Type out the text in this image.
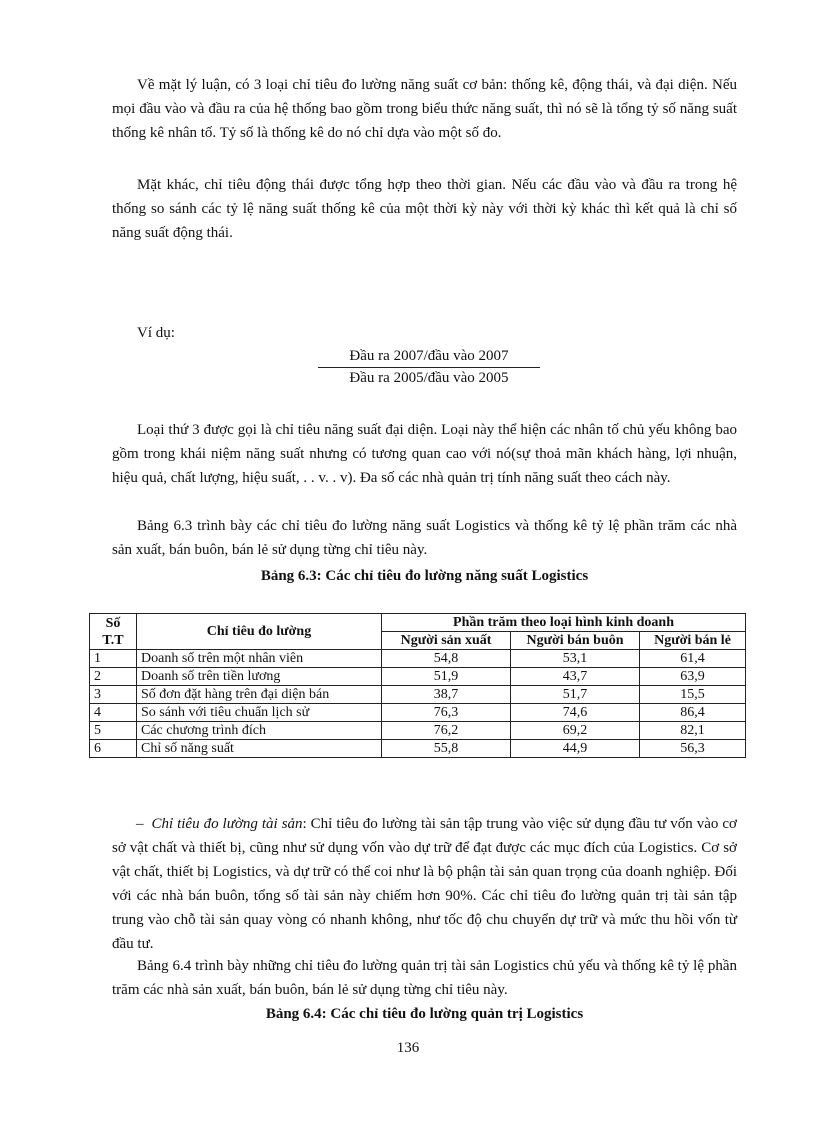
Về mặt lý luận, có 3 loại chỉ tiêu đo lường năng suất cơ bản: thống kê, động thái, và đại diện. Nếu mọi đầu vào và đầu ra của hệ thống bao gồm trong biểu thức năng suất, thì nó sẽ là tổng tỷ số năng suất thống kê nhân tố. Tỷ số là thống kê do nó chỉ dựa vào một số đo.

Mặt khác, chỉ tiêu động thái được tổng hợp theo thời gian. Nếu các đầu vào và đầu ra trong hệ thống so sánh các tỷ lệ năng suất thống kê của một thời kỳ này với thời kỳ khác thì kết quả là chỉ số năng suất động thái.

Ví dụ:

Đầu ra 2007/đầu vào 2007
Đầu ra 2005/đầu vào 2005

Loại thứ 3 được gọi là chỉ tiêu năng suất đại diện. Loại này thể hiện các nhân tố chủ yếu không bao gồm trong khái niệm năng suất nhưng có tương quan cao với nó(sự thoả mãn khách hàng, lợi nhuận, hiệu quả, chất lượng, hiệu suất, . . v. . v). Đa số các nhà quản trị tính năng suất theo cách này.

Bảng 6.3 trình bày các chỉ tiêu đo lường năng suất Logistics và thống kê tỷ lệ phần trăm các nhà sản xuất, bán buôn, bán lẻ sử dụng từng chỉ tiêu này.

Bảng 6.3: Các chỉ tiêu đo lường năng suất Logistics

Số T.T	Chỉ tiêu đo lường	Phần trăm theo loại hình kinh doanh		
		Người sản xuất	Người bán buôn	Người bán lẻ
1	Doanh số trên một nhân viên	54,8	53,1	61,4
2	Doanh số trên tiền lương	51,9	43,7	63,9
3	Số đơn đặt hàng trên đại diện bán	38,7	51,7	15,5
4	So sánh với tiêu chuẩn lịch sử	76,3	74,6	86,4
5	Các chương trình đích	76,2	69,2	82,1
6	Chỉ số năng suất	55,8	44,9	56,3

– Chỉ tiêu đo lường tài sản: Chỉ tiêu đo lường tài sản tập trung vào việc sử dụng đầu tư vốn vào cơ sở vật chất và thiết bị, cũng như sử dụng vốn vào dự trữ để đạt được các mục đích của Logistics. Cơ sở vật chất, thiết bị Logistics, và dự trữ có thể coi như là bộ phận tài sản quan trọng của doanh nghiệp. Đối với các nhà bán buôn, tổng số tài sản này chiếm hơn 90%. Các chỉ tiêu đo lường quản trị tài sản tập trung vào chỗ tài sản quay vòng có nhanh không, như tốc độ chu chuyển dự trữ và mức thu hồi vốn từ đầu tư.

Bảng 6.4 trình bày những chỉ tiêu đo lường quản trị tài sản Logistics chủ yếu và thống kê tỷ lệ phần trăm các nhà sản xuất, bán buôn, bán lẻ sử dụng từng chỉ tiêu này.

Bảng 6.4: Các chỉ tiêu đo lường quản trị Logistics

136
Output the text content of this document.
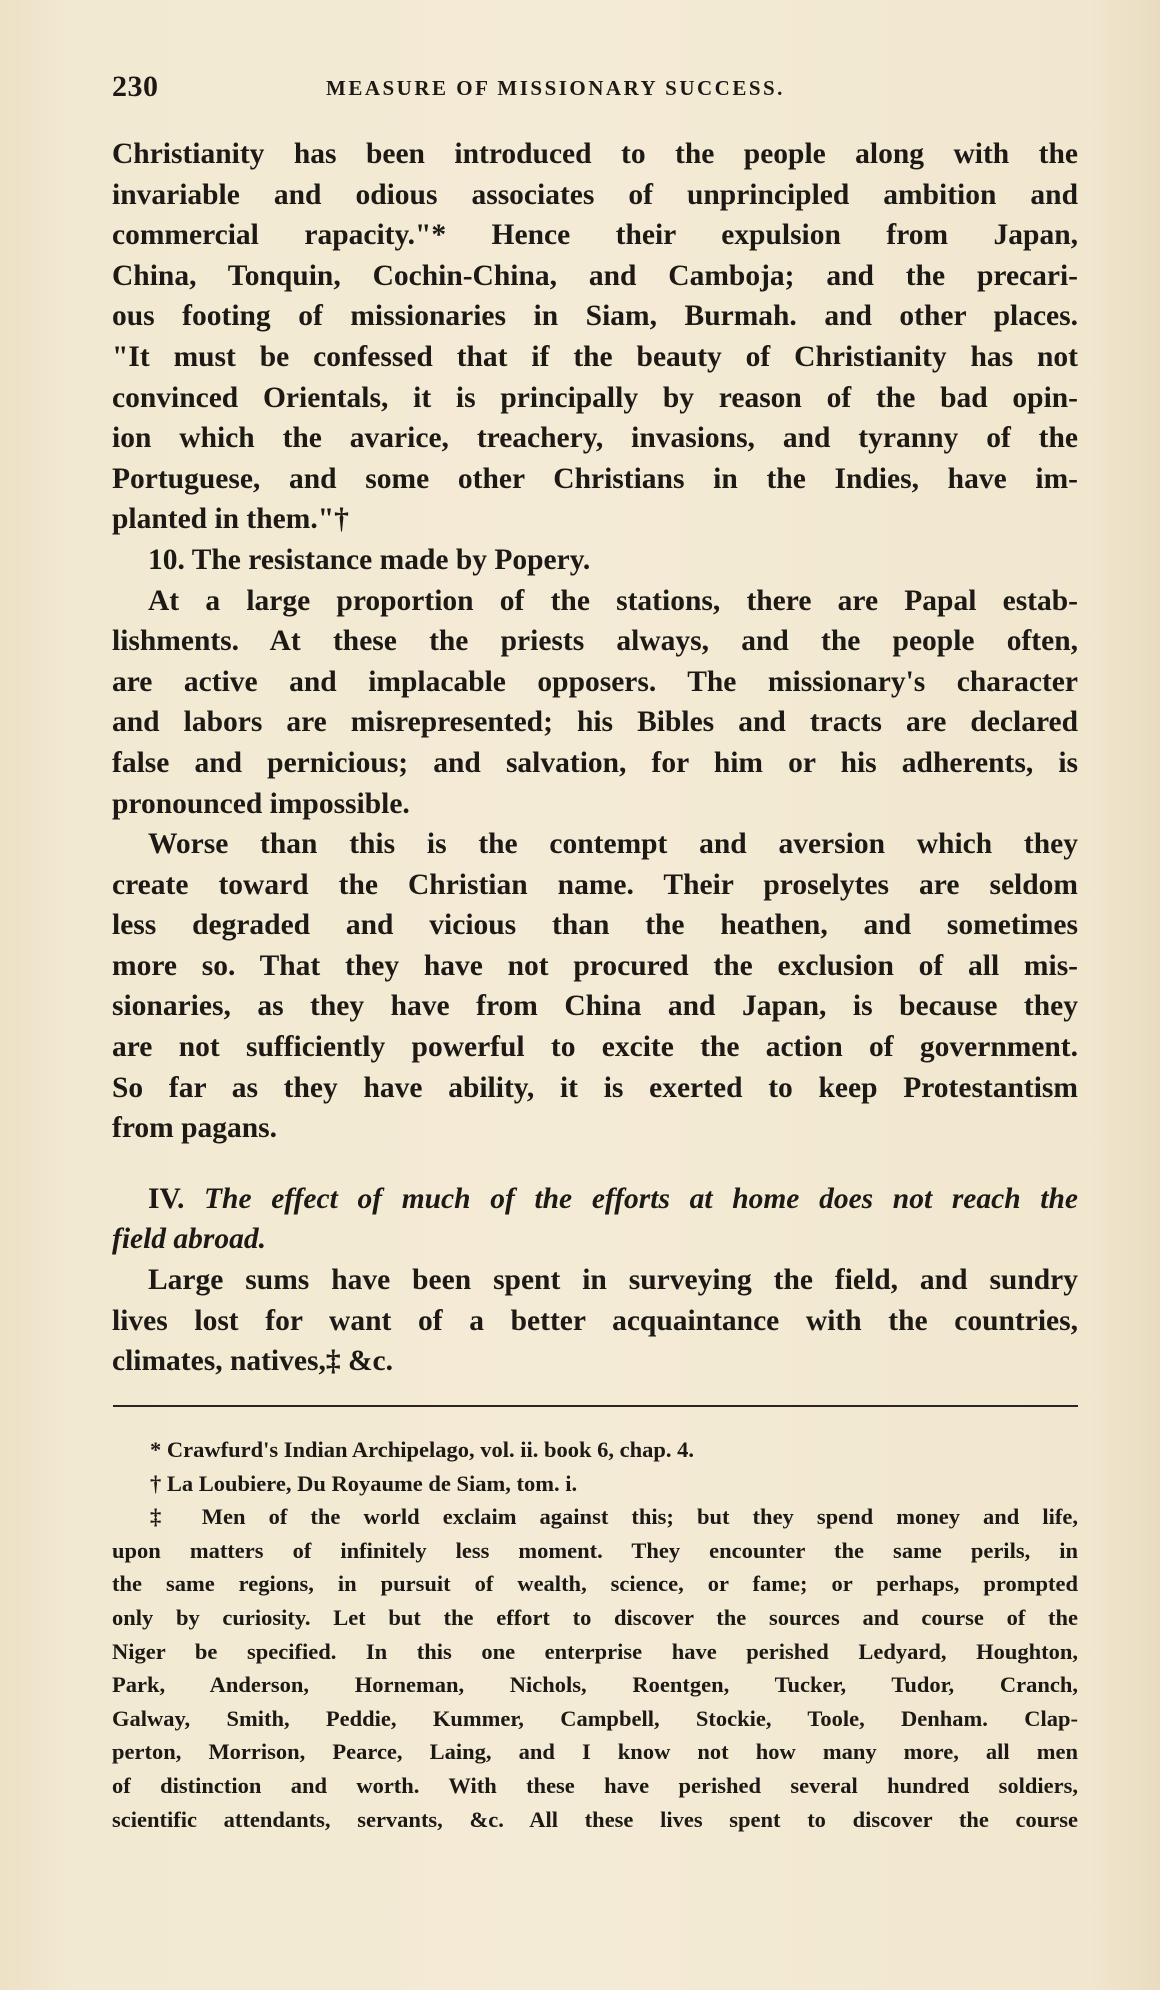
230	MEASURE OF MISSIONARY SUCCESS.
Christianity has been introduced to the people along with the
invariable and odious associates of unprincipled ambition and
commercial rapacity."* Hence their expulsion from Japan,
China, Tonquin, Cochin-China, and Camboja; and the precari-
ous footing of missionaries in Siam, Burmah. and other places.
"It must be confessed that if the beauty of Christianity has not
convinced Orientals, it is principally by reason of the bad opin-
ion which the avarice, treachery, invasions, and tyranny of the
Portuguese, and some other Christians in the Indies, have im-
planted in them."†
10. The resistance made by Popery.
At a large proportion of the stations, there are Papal estab-
lishments. At these the priests always, and the people often,
are active and implacable opposers. The missionary's character
and labors are misrepresented; his Bibles and tracts are declared
false and pernicious; and salvation, for him or his adherents, is
pronounced impossible.
Worse than this is the contempt and aversion which they
create toward the Christian name. Their proselytes are seldom
less degraded and vicious than the heathen, and sometimes
more so. That they have not procured the exclusion of all mis-
sionaries, as they have from China and Japan, is because they
are not sufficiently powerful to excite the action of government.
So far as they have ability, it is exerted to keep Protestantism
from pagans.
IV. The effect of much of the efforts at home does not reach the
field abroad.
Large sums have been spent in surveying the field, and sundry
lives lost for want of a better acquaintance with the countries,
climates, natives,‡ &c.
* Crawfurd's Indian Archipelago, vol. ii. book 6, chap. 4.
† La Loubiere, Du Royaume de Siam, tom. i.
‡ Men of the world exclaim against this; but they spend money and life,
upon matters of infinitely less moment. They encounter the same perils, in
the same regions, in pursuit of wealth, science, or fame; or perhaps, prompted
only by curiosity. Let but the effort to discover the sources and course of the
Niger be specified. In this one enterprise have perished Ledyard, Houghton,
Park, Anderson, Horneman, Nichols, Roentgen, Tucker, Tudor, Cranch,
Galway, Smith, Peddie, Kummer, Campbell, Stockie, Toole, Denham. Clap-
perton, Morrison, Pearce, Laing, and I know not how many more, all men
of distinction and worth. With these have perished several hundred soldiers,
scientific attendants, servants, &c. All these lives spent to discover the course
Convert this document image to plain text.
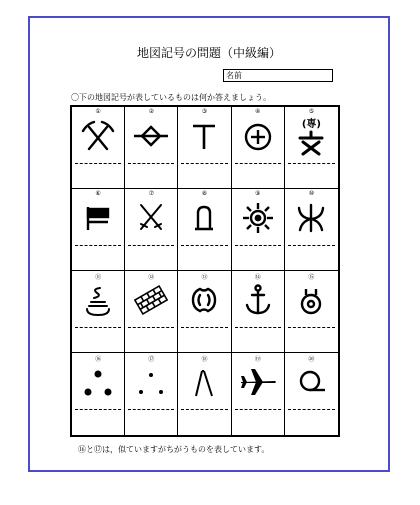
地図記号の問題（中級編）
名前
〇下の地図記号が表しているものは何か答えましょう。
①	②	③	④	⑤
(専)
⑥	⑦	⑧	⑨	⑩
⑪	⑫	⑬	⑭	⑮
⑯	⑰	⑱	⑲	⑳
⑯と⑰は，似ていますがちがうものを表しています。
:::::
**Exercise task:** Starting at the line that holds "Convert this document image to plain text.", copy each line exactly through the end of the listing, both ends included. Leave the pictures out.

**Result:**
Convert this document image to plain text.
地図記号の問題（中級編）
名前
〇下の地図記号が表しているものは何か答えましょう。
①	②	③	④	⑤
(専)
⑥	⑦	⑧	⑨	⑩
⑪	⑫	⑬	⑭	⑮
⑯	⑰	⑱	⑲	⑳
⑯と⑰は，似ていますがちがうものを表しています。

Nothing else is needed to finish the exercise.